What the task requires: Reproduce the records below exactly as they appear, omitting any pictures they contain.

[[ Given entries, beginning ]]

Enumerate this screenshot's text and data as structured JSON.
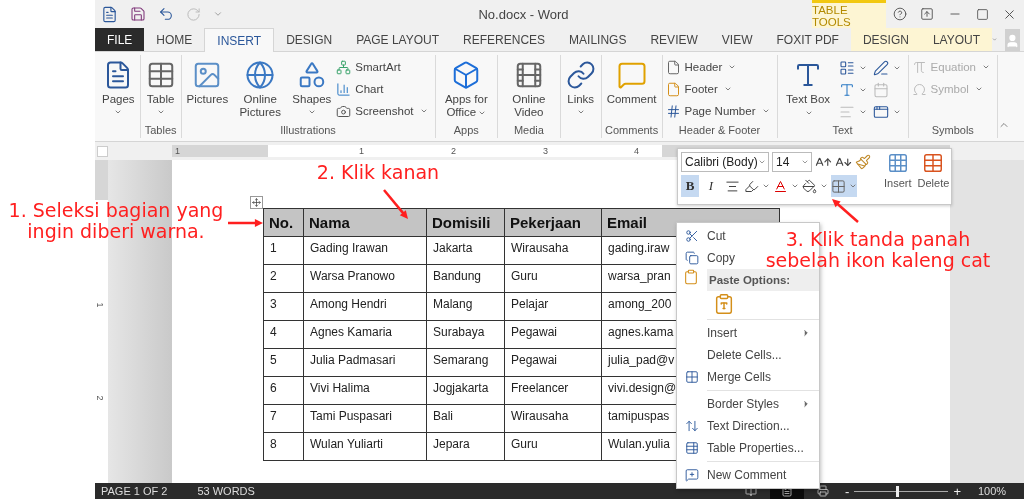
{
  "window": {
    "title": "No.docx - Word",
    "context_group": "TABLE TOOLS"
  },
  "tabs": [
    {
      "label": "FILE",
      "kind": "file",
      "selected": false
    },
    {
      "label": "HOME",
      "kind": "main",
      "selected": false
    },
    {
      "label": "INSERT",
      "kind": "main",
      "selected": true
    },
    {
      "label": "DESIGN",
      "kind": "main",
      "selected": false
    },
    {
      "label": "PAGE LAYOUT",
      "kind": "main",
      "selected": false
    },
    {
      "label": "REFERENCES",
      "kind": "main",
      "selected": false
    },
    {
      "label": "MAILINGS",
      "kind": "main",
      "selected": false
    },
    {
      "label": "REVIEW",
      "kind": "main",
      "selected": false
    },
    {
      "label": "VIEW",
      "kind": "main",
      "selected": false
    },
    {
      "label": "FOXIT PDF",
      "kind": "main",
      "selected": false
    },
    {
      "label": "DESIGN",
      "kind": "context",
      "selected": false
    },
    {
      "label": "LAYOUT",
      "kind": "context",
      "selected": false
    }
  ],
  "ribbon_groups": [
    {
      "buttons": [
        {
          "label": "Pages",
          "kind": "large",
          "dropdown": true,
          "caret_below": true
        }
      ]
    },
    {
      "label": "Tables",
      "buttons": [
        {
          "label": "Table",
          "kind": "large",
          "dropdown": true,
          "caret_below": true
        }
      ]
    },
    {
      "label": "Illustrations",
      "buttons": [
        {
          "label": "Pictures",
          "kind": "large"
        },
        {
          "label": "Online Pictures",
          "kind": "large"
        },
        {
          "label": "Shapes",
          "kind": "large",
          "dropdown": true,
          "caret_below": true
        },
        {
          "label": "SmartArt",
          "kind": "small"
        },
        {
          "label": "Chart",
          "kind": "small"
        },
        {
          "label": "Screenshot",
          "kind": "small",
          "dropdown": true
        }
      ]
    },
    {
      "label": "Apps",
      "buttons": [
        {
          "label": "Apps for Office",
          "kind": "large",
          "dropdown": true
        }
      ]
    },
    {
      "label": "Media",
      "buttons": [
        {
          "label": "Online Video",
          "kind": "large"
        }
      ]
    },
    {
      "buttons": [
        {
          "label": "Links",
          "kind": "large",
          "dropdown": true,
          "caret_below": true
        }
      ]
    },
    {
      "label": "Comments",
      "buttons": [
        {
          "label": "Comment",
          "kind": "large"
        }
      ]
    },
    {
      "label": "Header & Footer",
      "buttons": [
        {
          "label": "Header",
          "kind": "small",
          "dropdown": true
        },
        {
          "label": "Footer",
          "kind": "small",
          "dropdown": true
        },
        {
          "label": "Page Number",
          "kind": "small",
          "dropdown": true
        }
      ]
    },
    {
      "label": "Text",
      "buttons": [
        {
          "label": "Text Box",
          "kind": "large",
          "dropdown": true
        },
        {
          "kind": "icon",
          "dropdown": true,
          "disabled": false
        },
        {
          "kind": "icon",
          "dropdown": true,
          "disabled": false
        },
        {
          "kind": "icon",
          "dropdown": true,
          "disabled": false
        },
        {
          "kind": "icon",
          "disabled": true
        },
        {
          "kind": "icon",
          "dropdown": true,
          "disabled": true
        },
        {
          "kind": "icon",
          "dropdown": true,
          "disabled": false
        }
      ]
    },
    {
      "label": "Symbols",
      "buttons": [
        {
          "label": "Equation",
          "kind": "small",
          "dropdown": true,
          "disabled": true
        },
        {
          "label": "Symbol",
          "kind": "small",
          "dropdown": true,
          "disabled": true
        }
      ]
    }
  ],
  "ruler": {
    "h_numbers": [
      "1",
      "1",
      "2",
      "3",
      "4"
    ],
    "v_numbers": [
      "1",
      "2"
    ]
  },
  "table": {
    "header_selected": true,
    "columns": [
      "No.",
      "Nama",
      "Domisili",
      "Pekerjaan",
      "Email"
    ],
    "rows": [
      [
        "1",
        "Gading Irawan",
        "Jakarta",
        "Wirausaha",
        "gading.iraw"
      ],
      [
        "2",
        "Warsa Pranowo",
        "Bandung",
        "Guru",
        "warsa_pran"
      ],
      [
        "3",
        "Among Hendri",
        "Malang",
        "Pelajar",
        "among_200"
      ],
      [
        "4",
        "Agnes Kamaria",
        "Surabaya",
        "Pegawai",
        "agnes.kama"
      ],
      [
        "5",
        "Julia Padmasari",
        "Semarang",
        "Pegawai",
        "julia_pad@v"
      ],
      [
        "6",
        "Vivi Halima",
        "Jogjakarta",
        "Freelancer",
        "vivi.design@"
      ],
      [
        "7",
        "Tami Puspasari",
        "Bali",
        "Wirausaha",
        "tamipuspas"
      ],
      [
        "8",
        "Wulan Yuliarti",
        "Jepara",
        "Guru",
        "Wulan.yulia"
      ]
    ]
  },
  "mini_toolbar": {
    "font": "Calibri (Body)",
    "size": "14",
    "buttons": [
      {
        "label": "B",
        "kind": "bold",
        "selected": true
      },
      {
        "label": "I",
        "kind": "italic",
        "selected": false
      },
      {
        "kind": "align",
        "selected": false
      },
      {
        "kind": "highlight",
        "selected": false
      },
      {
        "kind": "font_color",
        "selected": false
      },
      {
        "kind": "shading",
        "selected": false
      },
      {
        "kind": "borders",
        "selected": true
      }
    ],
    "actions": [
      {
        "label": "Insert"
      },
      {
        "label": "Delete"
      }
    ]
  },
  "context_menu": [
    {
      "kind": "item",
      "label": "Cut"
    },
    {
      "kind": "item",
      "label": "Copy"
    },
    {
      "kind": "header",
      "label": "Paste Options:"
    },
    {
      "kind": "paste"
    },
    {
      "kind": "separator"
    },
    {
      "kind": "item",
      "label": "Insert",
      "submenu": true
    },
    {
      "kind": "item",
      "label": "Delete Cells..."
    },
    {
      "kind": "item",
      "label": "Merge Cells"
    },
    {
      "kind": "separator"
    },
    {
      "kind": "item",
      "label": "Border Styles",
      "submenu": true
    },
    {
      "kind": "item",
      "label": "Text Direction..."
    },
    {
      "kind": "item",
      "label": "Table Properties..."
    },
    {
      "kind": "separator"
    },
    {
      "kind": "item",
      "label": "New Comment"
    }
  ],
  "status_bar": {
    "page": "PAGE 1 OF 2",
    "words": "53 WORDS",
    "views": [
      {
        "selected": false
      },
      {
        "selected": true
      },
      {
        "selected": false
      }
    ],
    "zoom_out": "-",
    "zoom_in": "+",
    "zoom": {
      "level": 0.45
    },
    "zoom_label": "100%"
  },
  "annotations": [
    {
      "text": "1. Seleksi bagian yang ingin diberi warna."
    },
    {
      "text": "2. Klik kanan"
    },
    {
      "text": "3. Klik tanda panah sebelah ikon kaleng cat"
    }
  ]
}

[[ Given entries, end ]]

Result:
Enumerate this screenshot's text and data as structured JSON.
{
  "window": {
    "title": "No.docx - Word",
    "context_group": "TABLE TOOLS"
  },
  "tabs": [
    {
      "label": "FILE",
      "kind": "file",
      "selected": false
    },
    {
      "label": "HOME",
      "kind": "main",
      "selected": false
    },
    {
      "label": "INSERT",
      "kind": "main",
      "selected": true
    },
    {
      "label": "DESIGN",
      "kind": "main",
      "selected": false
    },
    {
      "label": "PAGE LAYOUT",
      "kind": "main",
      "selected": false
    },
    {
      "label": "REFERENCES",
      "kind": "main",
      "selected": false
    },
    {
      "label": "MAILINGS",
      "kind": "main",
      "selected": false
    },
    {
      "label": "REVIEW",
      "kind": "main",
      "selected": false
    },
    {
      "label": "VIEW",
      "kind": "main",
      "selected": false
    },
    {
      "label": "FOXIT PDF",
      "kind": "main",
      "selected": false
    },
    {
      "label": "DESIGN",
      "kind": "context",
      "selected": false
    },
    {
      "label": "LAYOUT",
      "kind": "context",
      "selected": false
    }
  ],
  "ribbon_groups": [
    {
      "buttons": [
        {
          "label": "Pages",
          "kind": "large",
          "dropdown": true,
          "caret_below": true
        }
      ]
    },
    {
      "label": "Tables",
      "buttons": [
        {
          "label": "Table",
          "kind": "large",
          "dropdown": true,
          "caret_below": true
        }
      ]
    },
    {
      "label": "Illustrations",
      "buttons": [
        {
          "label": "Pictures",
          "kind": "large"
        },
        {
          "label": "Online Pictures",
          "kind": "large"
        },
        {
          "label": "Shapes",
          "kind": "large",
          "dropdown": true,
          "caret_below": true
        },
        {
          "label": "SmartArt",
          "kind": "small"
        },
        {
          "label": "Chart",
          "kind": "small"
        },
        {
          "label": "Screenshot",
          "kind": "small",
          "dropdown": true
        }
      ]
    },
    {
      "label": "Apps",
      "buttons": [
        {
          "label": "Apps for Office",
          "kind": "large",
          "dropdown": true
        }
      ]
    },
    {
      "label": "Media",
      "buttons": [
        {
          "label": "Online Video",
          "kind": "large"
        }
      ]
    },
    {
      "buttons": [
        {
          "label": "Links",
          "kind": "large",
          "dropdown": true,
          "caret_below": true
        }
      ]
    },
    {
      "label": "Comments",
      "buttons": [
        {
          "label": "Comment",
          "kind": "large"
        }
      ]
    },
    {
      "label": "Header & Footer",
      "buttons": [
        {
          "label": "Header",
          "kind": "small",
          "dropdown": true
        },
        {
          "label": "Footer",
          "kind": "small",
          "dropdown": true
        },
        {
          "label": "Page Number",
          "kind": "small",
          "dropdown": true
        }
      ]
    },
    {
      "label": "Text",
      "buttons": [
        {
          "label": "Text Box",
          "kind": "large",
          "dropdown": true
        },
        {
          "kind": "icon",
          "dropdown": true,
          "disabled": false
        },
        {
          "kind": "icon",
          "dropdown": true,
          "disabled": false
        },
        {
          "kind": "icon",
          "dropdown": true,
          "disabled": false
        },
        {
          "kind": "icon",
          "disabled": true
        },
        {
          "kind": "icon",
          "dropdown": true,
          "disabled": true
        },
        {
          "kind": "icon",
          "dropdown": true,
          "disabled": false
        }
      ]
    },
    {
      "label": "Symbols",
      "buttons": [
        {
          "label": "Equation",
          "kind": "small",
          "dropdown": true,
          "disabled": true
        },
        {
          "label": "Symbol",
          "kind": "small",
          "dropdown": true,
          "disabled": true
        }
      ]
    }
  ],
  "ruler": {
    "h_numbers": [
      "1",
      "1",
      "2",
      "3",
      "4"
    ],
    "v_numbers": [
      "1",
      "2"
    ]
  },
  "table": {
    "header_selected": true,
    "columns": [
      "No.",
      "Nama",
      "Domisili",
      "Pekerjaan",
      "Email"
    ],
    "rows": [
      [
        "1",
        "Gading Irawan",
        "Jakarta",
        "Wirausaha",
        "gading.iraw"
      ],
      [
        "2",
        "Warsa Pranowo",
        "Bandung",
        "Guru",
        "warsa_pran"
      ],
      [
        "3",
        "Among Hendri",
        "Malang",
        "Pelajar",
        "among_200"
      ],
      [
        "4",
        "Agnes Kamaria",
        "Surabaya",
        "Pegawai",
        "agnes.kama"
      ],
      [
        "5",
        "Julia Padmasari",
        "Semarang",
        "Pegawai",
        "julia_pad@v"
      ],
      [
        "6",
        "Vivi Halima",
        "Jogjakarta",
        "Freelancer",
        "vivi.design@"
      ],
      [
        "7",
        "Tami Puspasari",
        "Bali",
        "Wirausaha",
        "tamipuspas"
      ],
      [
        "8",
        "Wulan Yuliarti",
        "Jepara",
        "Guru",
        "Wulan.yulia"
      ]
    ]
  },
  "mini_toolbar": {
    "font": "Calibri (Body)",
    "size": "14",
    "buttons": [
      {
        "label": "B",
        "kind": "bold",
        "selected": true
      },
      {
        "label": "I",
        "kind": "italic",
        "selected": false
      },
      {
        "kind": "align",
        "selected": false
      },
      {
        "kind": "highlight",
        "selected": false
      },
      {
        "kind": "font_color",
        "selected": false
      },
      {
        "kind": "shading",
        "selected": false
      },
      {
        "kind": "borders",
        "selected": true
      }
    ],
    "actions": [
      {
        "label": "Insert"
      },
      {
        "label": "Delete"
      }
    ]
  },
  "context_menu": [
    {
      "kind": "item",
      "label": "Cut"
    },
    {
      "kind": "item",
      "label": "Copy"
    },
    {
      "kind": "header",
      "label": "Paste Options:"
    },
    {
      "kind": "paste"
    },
    {
      "kind": "separator"
    },
    {
      "kind": "item",
      "label": "Insert",
      "submenu": true
    },
    {
      "kind": "item",
      "label": "Delete Cells..."
    },
    {
      "kind": "item",
      "label": "Merge Cells"
    },
    {
      "kind": "separator"
    },
    {
      "kind": "item",
      "label": "Border Styles",
      "submenu": true
    },
    {
      "kind": "item",
      "label": "Text Direction..."
    },
    {
      "kind": "item",
      "label": "Table Properties..."
    },
    {
      "kind": "separator"
    },
    {
      "kind": "item",
      "label": "New Comment"
    }
  ],
  "status_bar": {
    "page": "PAGE 1 OF 2",
    "words": "53 WORDS",
    "views": [
      {
        "selected": false
      },
      {
        "selected": true
      },
      {
        "selected": false
      }
    ],
    "zoom_out": "-",
    "zoom_in": "+",
    "zoom": {
      "level": 0.45
    },
    "zoom_label": "100%"
  },
  "annotations": [
    {
      "text": "1. Seleksi bagian yang ingin diberi warna."
    },
    {
      "text": "2. Klik kanan"
    },
    {
      "text": "3. Klik tanda panah sebelah ikon kaleng cat"
    }
  ]
}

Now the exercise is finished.